◆ **Collected data**
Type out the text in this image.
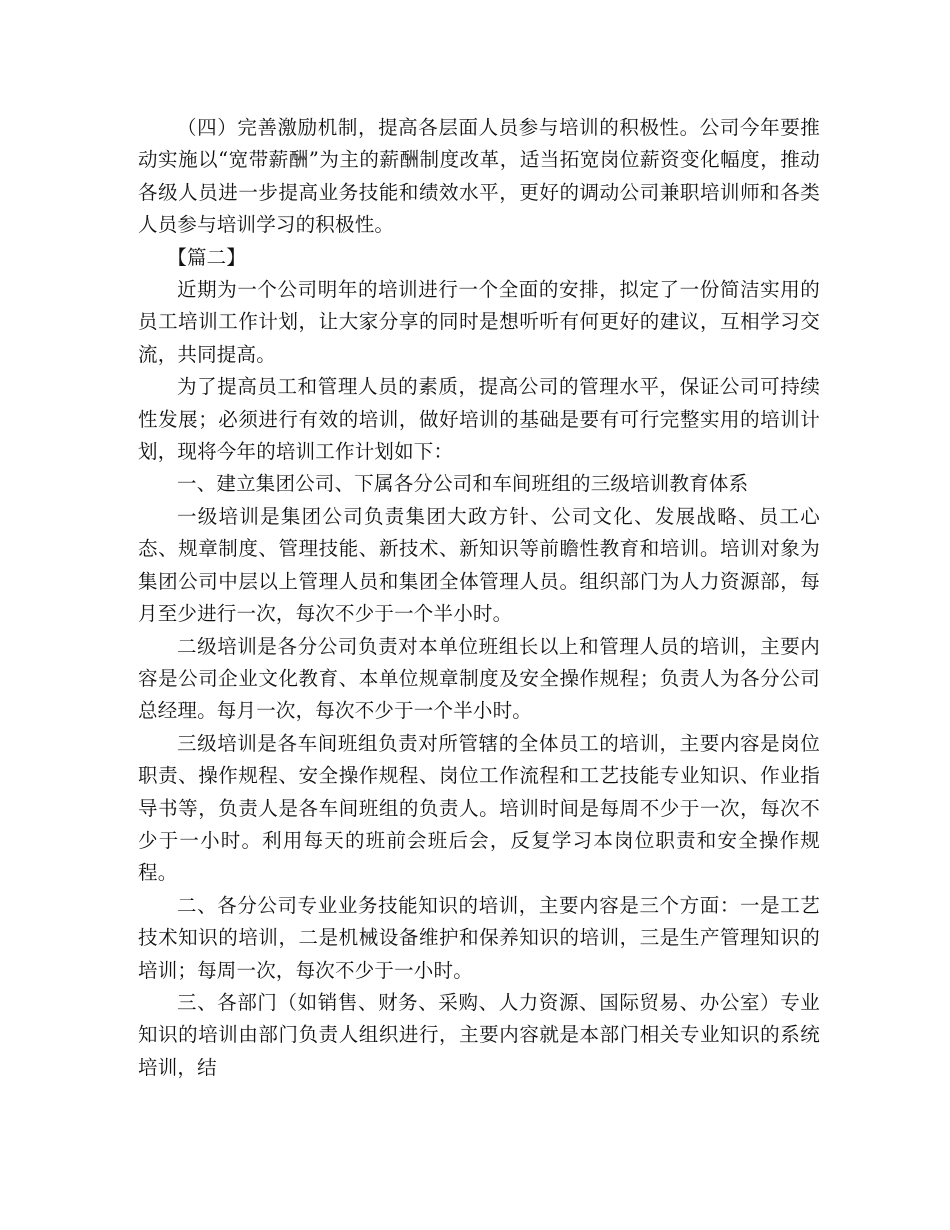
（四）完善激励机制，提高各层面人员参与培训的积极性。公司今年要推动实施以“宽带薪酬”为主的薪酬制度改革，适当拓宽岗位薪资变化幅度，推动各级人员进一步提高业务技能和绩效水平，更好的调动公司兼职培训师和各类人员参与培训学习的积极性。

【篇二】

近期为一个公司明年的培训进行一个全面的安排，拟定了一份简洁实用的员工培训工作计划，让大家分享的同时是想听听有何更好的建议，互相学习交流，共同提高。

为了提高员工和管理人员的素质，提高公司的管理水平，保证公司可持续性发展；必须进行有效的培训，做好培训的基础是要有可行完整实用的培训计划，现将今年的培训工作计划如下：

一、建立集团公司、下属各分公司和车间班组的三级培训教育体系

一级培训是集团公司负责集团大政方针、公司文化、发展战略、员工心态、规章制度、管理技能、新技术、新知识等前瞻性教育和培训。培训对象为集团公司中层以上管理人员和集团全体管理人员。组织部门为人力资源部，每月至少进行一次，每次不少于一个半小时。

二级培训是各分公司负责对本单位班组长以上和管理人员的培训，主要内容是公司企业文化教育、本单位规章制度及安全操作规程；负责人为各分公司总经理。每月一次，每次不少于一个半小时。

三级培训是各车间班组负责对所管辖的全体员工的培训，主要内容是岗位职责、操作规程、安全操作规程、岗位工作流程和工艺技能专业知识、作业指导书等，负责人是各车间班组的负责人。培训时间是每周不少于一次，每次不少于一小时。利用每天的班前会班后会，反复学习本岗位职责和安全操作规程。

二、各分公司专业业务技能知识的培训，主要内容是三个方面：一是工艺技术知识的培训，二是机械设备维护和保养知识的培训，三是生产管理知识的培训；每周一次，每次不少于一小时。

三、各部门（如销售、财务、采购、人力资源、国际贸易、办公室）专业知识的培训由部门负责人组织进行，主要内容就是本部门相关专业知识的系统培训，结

◆ **What is expected**
Quote in full the listing given above; the images are to be left out.

◆ **Final result**
Type out the text in this image.
（四）完善激励机制，提高各层面人员参与培训的积极性。公司今年要推动实施以“宽带薪酬”为主的薪酬制度改革，适当拓宽岗位薪资变化幅度，推动各级人员进一步提高业务技能和绩效水平，更好的调动公司兼职培训师和各类人员参与培训学习的积极性。

【篇二】

近期为一个公司明年的培训进行一个全面的安排，拟定了一份简洁实用的员工培训工作计划，让大家分享的同时是想听听有何更好的建议，互相学习交流，共同提高。

为了提高员工和管理人员的素质，提高公司的管理水平，保证公司可持续性发展；必须进行有效的培训，做好培训的基础是要有可行完整实用的培训计划，现将今年的培训工作计划如下：

一、建立集团公司、下属各分公司和车间班组的三级培训教育体系

一级培训是集团公司负责集团大政方针、公司文化、发展战略、员工心态、规章制度、管理技能、新技术、新知识等前瞻性教育和培训。培训对象为集团公司中层以上管理人员和集团全体管理人员。组织部门为人力资源部，每月至少进行一次，每次不少于一个半小时。

二级培训是各分公司负责对本单位班组长以上和管理人员的培训，主要内容是公司企业文化教育、本单位规章制度及安全操作规程；负责人为各分公司总经理。每月一次，每次不少于一个半小时。

三级培训是各车间班组负责对所管辖的全体员工的培训，主要内容是岗位职责、操作规程、安全操作规程、岗位工作流程和工艺技能专业知识、作业指导书等，负责人是各车间班组的负责人。培训时间是每周不少于一次，每次不少于一小时。利用每天的班前会班后会，反复学习本岗位职责和安全操作规程。

二、各分公司专业业务技能知识的培训，主要内容是三个方面：一是工艺技术知识的培训，二是机械设备维护和保养知识的培训，三是生产管理知识的培训；每周一次，每次不少于一小时。

三、各部门（如销售、财务、采购、人力资源、国际贸易、办公室）专业知识的培训由部门负责人组织进行，主要内容就是本部门相关专业知识的系统培训，结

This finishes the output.